**Task to complete**:
In the entries below, find the lines that contain the word "Differences" and copy them.

(Entries from a dataset)
━━━━━━

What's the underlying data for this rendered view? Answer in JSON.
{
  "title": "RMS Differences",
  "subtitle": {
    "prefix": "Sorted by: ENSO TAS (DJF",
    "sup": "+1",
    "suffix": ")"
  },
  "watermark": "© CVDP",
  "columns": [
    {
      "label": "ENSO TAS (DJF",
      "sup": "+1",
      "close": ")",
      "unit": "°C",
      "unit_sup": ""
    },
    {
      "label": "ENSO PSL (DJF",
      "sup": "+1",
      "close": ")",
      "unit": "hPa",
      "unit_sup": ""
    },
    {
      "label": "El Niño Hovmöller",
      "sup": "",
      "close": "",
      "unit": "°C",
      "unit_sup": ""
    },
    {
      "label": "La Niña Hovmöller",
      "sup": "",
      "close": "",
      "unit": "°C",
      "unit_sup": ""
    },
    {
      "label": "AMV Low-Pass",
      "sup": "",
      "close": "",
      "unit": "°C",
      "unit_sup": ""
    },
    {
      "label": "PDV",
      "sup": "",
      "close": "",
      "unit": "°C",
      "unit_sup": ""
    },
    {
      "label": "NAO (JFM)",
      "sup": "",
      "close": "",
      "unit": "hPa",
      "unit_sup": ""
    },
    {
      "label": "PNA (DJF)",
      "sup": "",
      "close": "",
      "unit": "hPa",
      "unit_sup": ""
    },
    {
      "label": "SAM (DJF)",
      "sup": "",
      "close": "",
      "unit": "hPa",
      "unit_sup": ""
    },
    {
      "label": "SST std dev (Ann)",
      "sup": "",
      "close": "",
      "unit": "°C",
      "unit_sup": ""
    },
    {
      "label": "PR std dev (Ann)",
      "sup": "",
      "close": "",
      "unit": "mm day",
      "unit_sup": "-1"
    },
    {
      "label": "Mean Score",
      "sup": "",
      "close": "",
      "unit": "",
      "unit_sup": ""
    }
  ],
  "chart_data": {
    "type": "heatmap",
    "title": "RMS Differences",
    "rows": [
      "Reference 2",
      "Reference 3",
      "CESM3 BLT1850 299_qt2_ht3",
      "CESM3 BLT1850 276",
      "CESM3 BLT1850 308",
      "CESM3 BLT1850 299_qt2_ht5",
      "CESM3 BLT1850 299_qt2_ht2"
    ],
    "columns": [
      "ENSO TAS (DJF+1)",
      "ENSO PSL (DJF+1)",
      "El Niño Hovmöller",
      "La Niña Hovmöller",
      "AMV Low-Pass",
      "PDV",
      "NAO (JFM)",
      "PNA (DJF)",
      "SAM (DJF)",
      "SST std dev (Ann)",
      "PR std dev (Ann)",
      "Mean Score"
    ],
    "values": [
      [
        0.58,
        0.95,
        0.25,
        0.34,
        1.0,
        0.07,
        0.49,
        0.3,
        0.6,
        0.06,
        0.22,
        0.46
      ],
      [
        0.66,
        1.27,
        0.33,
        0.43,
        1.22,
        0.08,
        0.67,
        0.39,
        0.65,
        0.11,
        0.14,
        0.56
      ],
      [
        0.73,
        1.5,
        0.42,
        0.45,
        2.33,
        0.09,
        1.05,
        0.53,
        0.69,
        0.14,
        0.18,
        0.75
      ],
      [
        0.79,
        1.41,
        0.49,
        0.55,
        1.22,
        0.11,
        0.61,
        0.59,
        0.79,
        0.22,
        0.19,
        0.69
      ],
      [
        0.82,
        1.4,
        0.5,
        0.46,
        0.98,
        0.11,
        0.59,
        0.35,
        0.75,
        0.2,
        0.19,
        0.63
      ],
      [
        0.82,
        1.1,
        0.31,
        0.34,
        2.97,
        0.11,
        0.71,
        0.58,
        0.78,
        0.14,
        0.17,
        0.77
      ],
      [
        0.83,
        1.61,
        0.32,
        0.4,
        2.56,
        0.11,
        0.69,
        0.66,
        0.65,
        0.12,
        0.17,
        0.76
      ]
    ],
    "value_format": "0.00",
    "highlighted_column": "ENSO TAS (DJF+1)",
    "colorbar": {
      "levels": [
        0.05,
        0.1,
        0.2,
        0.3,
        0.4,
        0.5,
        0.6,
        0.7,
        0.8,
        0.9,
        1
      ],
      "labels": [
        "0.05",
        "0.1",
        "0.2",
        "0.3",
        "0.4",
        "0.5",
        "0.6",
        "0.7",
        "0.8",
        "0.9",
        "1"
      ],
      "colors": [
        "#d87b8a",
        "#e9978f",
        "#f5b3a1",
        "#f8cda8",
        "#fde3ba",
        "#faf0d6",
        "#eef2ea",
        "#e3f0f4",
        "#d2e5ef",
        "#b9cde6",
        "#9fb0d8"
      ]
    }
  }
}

━━━━━━

**Expected answer**:
  "title": "RMS Differences",
    "title": "RMS Differences",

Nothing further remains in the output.